◆ TASK STATEMENT:
Reproduce the material below verbatim, with every line in its original order and form.

** begin MATERIAL **

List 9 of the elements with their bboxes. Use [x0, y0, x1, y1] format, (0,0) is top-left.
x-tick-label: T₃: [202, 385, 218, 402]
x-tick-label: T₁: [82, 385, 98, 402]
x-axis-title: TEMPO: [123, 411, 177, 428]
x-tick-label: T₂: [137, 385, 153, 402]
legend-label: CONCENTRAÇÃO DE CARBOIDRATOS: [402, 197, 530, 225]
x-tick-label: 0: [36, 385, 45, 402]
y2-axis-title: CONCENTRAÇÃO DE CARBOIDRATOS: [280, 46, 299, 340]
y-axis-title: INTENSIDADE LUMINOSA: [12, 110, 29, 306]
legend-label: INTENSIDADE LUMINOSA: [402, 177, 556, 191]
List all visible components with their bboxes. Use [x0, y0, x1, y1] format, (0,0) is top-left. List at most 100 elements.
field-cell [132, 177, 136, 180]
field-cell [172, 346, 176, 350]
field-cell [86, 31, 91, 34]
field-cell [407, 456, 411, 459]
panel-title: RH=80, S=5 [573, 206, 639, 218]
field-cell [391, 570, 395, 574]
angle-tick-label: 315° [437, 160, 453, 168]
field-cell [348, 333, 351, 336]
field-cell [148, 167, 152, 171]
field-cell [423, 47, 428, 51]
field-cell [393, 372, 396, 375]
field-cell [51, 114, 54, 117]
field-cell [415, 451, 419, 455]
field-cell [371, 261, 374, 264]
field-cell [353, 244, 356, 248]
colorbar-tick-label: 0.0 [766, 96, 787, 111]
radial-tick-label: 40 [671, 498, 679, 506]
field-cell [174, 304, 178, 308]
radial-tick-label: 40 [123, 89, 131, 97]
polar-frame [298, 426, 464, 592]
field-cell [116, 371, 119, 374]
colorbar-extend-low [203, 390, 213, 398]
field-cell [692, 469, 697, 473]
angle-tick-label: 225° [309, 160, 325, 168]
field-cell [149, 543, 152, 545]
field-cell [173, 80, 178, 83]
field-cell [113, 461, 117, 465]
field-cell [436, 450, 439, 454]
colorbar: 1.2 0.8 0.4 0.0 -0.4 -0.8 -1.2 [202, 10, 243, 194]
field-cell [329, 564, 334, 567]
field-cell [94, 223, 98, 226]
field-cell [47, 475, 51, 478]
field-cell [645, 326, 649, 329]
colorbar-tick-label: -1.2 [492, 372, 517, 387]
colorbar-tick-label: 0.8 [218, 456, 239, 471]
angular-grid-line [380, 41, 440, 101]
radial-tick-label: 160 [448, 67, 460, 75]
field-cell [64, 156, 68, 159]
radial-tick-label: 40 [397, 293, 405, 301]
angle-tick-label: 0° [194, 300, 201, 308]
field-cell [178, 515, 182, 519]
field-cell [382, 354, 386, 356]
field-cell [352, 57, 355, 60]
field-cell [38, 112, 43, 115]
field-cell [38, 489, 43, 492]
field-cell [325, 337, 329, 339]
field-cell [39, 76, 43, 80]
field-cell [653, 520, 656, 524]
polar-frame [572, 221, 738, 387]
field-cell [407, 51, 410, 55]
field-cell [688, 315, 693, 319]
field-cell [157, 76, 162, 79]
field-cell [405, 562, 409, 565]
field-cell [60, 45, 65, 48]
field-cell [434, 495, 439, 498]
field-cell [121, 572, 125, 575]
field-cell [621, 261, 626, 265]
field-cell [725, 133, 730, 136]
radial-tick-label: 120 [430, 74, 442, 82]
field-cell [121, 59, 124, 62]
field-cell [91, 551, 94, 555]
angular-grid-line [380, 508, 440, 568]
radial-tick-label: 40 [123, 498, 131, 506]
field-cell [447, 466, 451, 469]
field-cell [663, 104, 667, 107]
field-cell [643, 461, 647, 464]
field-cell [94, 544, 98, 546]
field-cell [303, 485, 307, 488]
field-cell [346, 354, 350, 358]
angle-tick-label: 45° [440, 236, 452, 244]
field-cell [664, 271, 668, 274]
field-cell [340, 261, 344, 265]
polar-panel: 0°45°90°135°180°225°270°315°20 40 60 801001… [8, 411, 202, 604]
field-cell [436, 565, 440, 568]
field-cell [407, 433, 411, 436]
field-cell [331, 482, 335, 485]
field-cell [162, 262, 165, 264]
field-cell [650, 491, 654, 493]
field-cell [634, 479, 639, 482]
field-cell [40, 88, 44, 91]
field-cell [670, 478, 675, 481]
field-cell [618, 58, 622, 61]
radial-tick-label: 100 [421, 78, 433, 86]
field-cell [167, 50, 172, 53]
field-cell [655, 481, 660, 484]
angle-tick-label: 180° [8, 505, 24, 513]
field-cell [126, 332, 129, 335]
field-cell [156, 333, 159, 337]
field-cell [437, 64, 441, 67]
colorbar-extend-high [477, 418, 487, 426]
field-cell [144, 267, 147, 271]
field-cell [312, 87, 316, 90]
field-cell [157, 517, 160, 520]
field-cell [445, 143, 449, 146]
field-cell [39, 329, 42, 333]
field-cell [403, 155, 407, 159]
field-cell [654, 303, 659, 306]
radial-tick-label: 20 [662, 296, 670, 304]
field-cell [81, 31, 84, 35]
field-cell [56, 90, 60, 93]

** end MATERIAL **

◆ ANSWER TO THE PROBLEM:
List 9 of the elements with their bboxes. Use [x0, y0, x1, y1] format, (0,0) is top-left.
x-tick-label: T₃: [202, 385, 218, 402]
x-tick-label: T₁: [82, 385, 98, 402]
x-axis-title: TEMPO: [123, 411, 177, 428]
x-tick-label: T₂: [137, 385, 153, 402]
legend-label: CONCENTRAÇÃO DE CARBOIDRATOS: [402, 197, 530, 225]
x-tick-label: 0: [36, 385, 45, 402]
y2-axis-title: CONCENTRAÇÃO DE CARBOIDRATOS: [280, 46, 299, 340]
y-axis-title: INTENSIDADE LUMINOSA: [12, 110, 29, 306]
legend-label: INTENSIDADE LUMINOSA: [402, 177, 556, 191]
List all visible components with their bboxes. Use [x0, y0, x1, y1] format, (0,0) is top-left. List at most 100 elements.
field-cell [132, 177, 136, 180]
field-cell [172, 346, 176, 350]
field-cell [86, 31, 91, 34]
field-cell [407, 456, 411, 459]
panel-title: RH=80, S=5 [573, 206, 639, 218]
field-cell [391, 570, 395, 574]
angle-tick-label: 315° [437, 160, 453, 168]
field-cell [348, 333, 351, 336]
field-cell [148, 167, 152, 171]
field-cell [423, 47, 428, 51]
field-cell [393, 372, 396, 375]
field-cell [51, 114, 54, 117]
field-cell [415, 451, 419, 455]
field-cell [371, 261, 374, 264]
field-cell [353, 244, 356, 248]
colorbar-tick-label: 0.0 [766, 96, 787, 111]
radial-tick-label: 40 [671, 498, 679, 506]
field-cell [174, 304, 178, 308]
radial-tick-label: 40 [123, 89, 131, 97]
polar-frame [298, 426, 464, 592]
field-cell [116, 371, 119, 374]
colorbar-extend-low [203, 390, 213, 398]
field-cell [692, 469, 697, 473]
angle-tick-label: 225° [309, 160, 325, 168]
field-cell [149, 543, 152, 545]
field-cell [173, 80, 178, 83]
field-cell [113, 461, 117, 465]
field-cell [436, 450, 439, 454]
colorbar: 1.2 0.8 0.4 0.0 -0.4 -0.8 -1.2 [202, 10, 243, 194]
field-cell [329, 564, 334, 567]
field-cell [94, 223, 98, 226]
field-cell [47, 475, 51, 478]
field-cell [645, 326, 649, 329]
colorbar-tick-label: -1.2 [492, 372, 517, 387]
colorbar-tick-label: 0.8 [218, 456, 239, 471]
angular-grid-line [380, 41, 440, 101]
radial-tick-label: 160 [448, 67, 460, 75]
field-cell [64, 156, 68, 159]
radial-tick-label: 40 [397, 293, 405, 301]
angle-tick-label: 0° [194, 300, 201, 308]
field-cell [178, 515, 182, 519]
field-cell [382, 354, 386, 356]
field-cell [352, 57, 355, 60]
field-cell [38, 112, 43, 115]
field-cell [38, 489, 43, 492]
field-cell [325, 337, 329, 339]
field-cell [39, 76, 43, 80]
field-cell [653, 520, 656, 524]
polar-frame [572, 221, 738, 387]
field-cell [407, 51, 410, 55]
field-cell [688, 315, 693, 319]
field-cell [157, 76, 162, 79]
field-cell [405, 562, 409, 565]
field-cell [60, 45, 65, 48]
field-cell [434, 495, 439, 498]
field-cell [121, 572, 125, 575]
field-cell [621, 261, 626, 265]
field-cell [725, 133, 730, 136]
radial-tick-label: 120 [430, 74, 442, 82]
field-cell [121, 59, 124, 62]
field-cell [91, 551, 94, 555]
angular-grid-line [380, 508, 440, 568]
radial-tick-label: 40 [123, 498, 131, 506]
field-cell [447, 466, 451, 469]
field-cell [663, 104, 667, 107]
field-cell [643, 461, 647, 464]
field-cell [94, 544, 98, 546]
field-cell [303, 485, 307, 488]
field-cell [346, 354, 350, 358]
angle-tick-label: 45° [440, 236, 452, 244]
field-cell [664, 271, 668, 274]
field-cell [340, 261, 344, 265]
polar-panel: 0°45°90°135°180°225°270°315°20 40 60 801001… [8, 411, 202, 604]
field-cell [436, 565, 440, 568]
field-cell [407, 433, 411, 436]
field-cell [331, 482, 335, 485]
field-cell [162, 262, 165, 264]
field-cell [650, 491, 654, 493]
field-cell [634, 479, 639, 482]
field-cell [40, 88, 44, 91]
field-cell [670, 478, 675, 481]
field-cell [618, 58, 622, 61]
radial-tick-label: 100 [421, 78, 433, 86]
field-cell [167, 50, 172, 53]
field-cell [655, 481, 660, 484]
angle-tick-label: 180° [8, 505, 24, 513]
field-cell [126, 332, 129, 335]
field-cell [156, 333, 159, 337]
field-cell [437, 64, 441, 67]
colorbar-extend-high [477, 418, 487, 426]
field-cell [144, 267, 147, 271]
field-cell [312, 87, 316, 90]
field-cell [157, 517, 160, 520]
field-cell [445, 143, 449, 146]
field-cell [39, 329, 42, 333]
field-cell [403, 155, 407, 159]
field-cell [654, 303, 659, 306]
radial-tick-label: 20 [662, 296, 670, 304]
field-cell [81, 31, 84, 35]
field-cell [56, 90, 60, 93]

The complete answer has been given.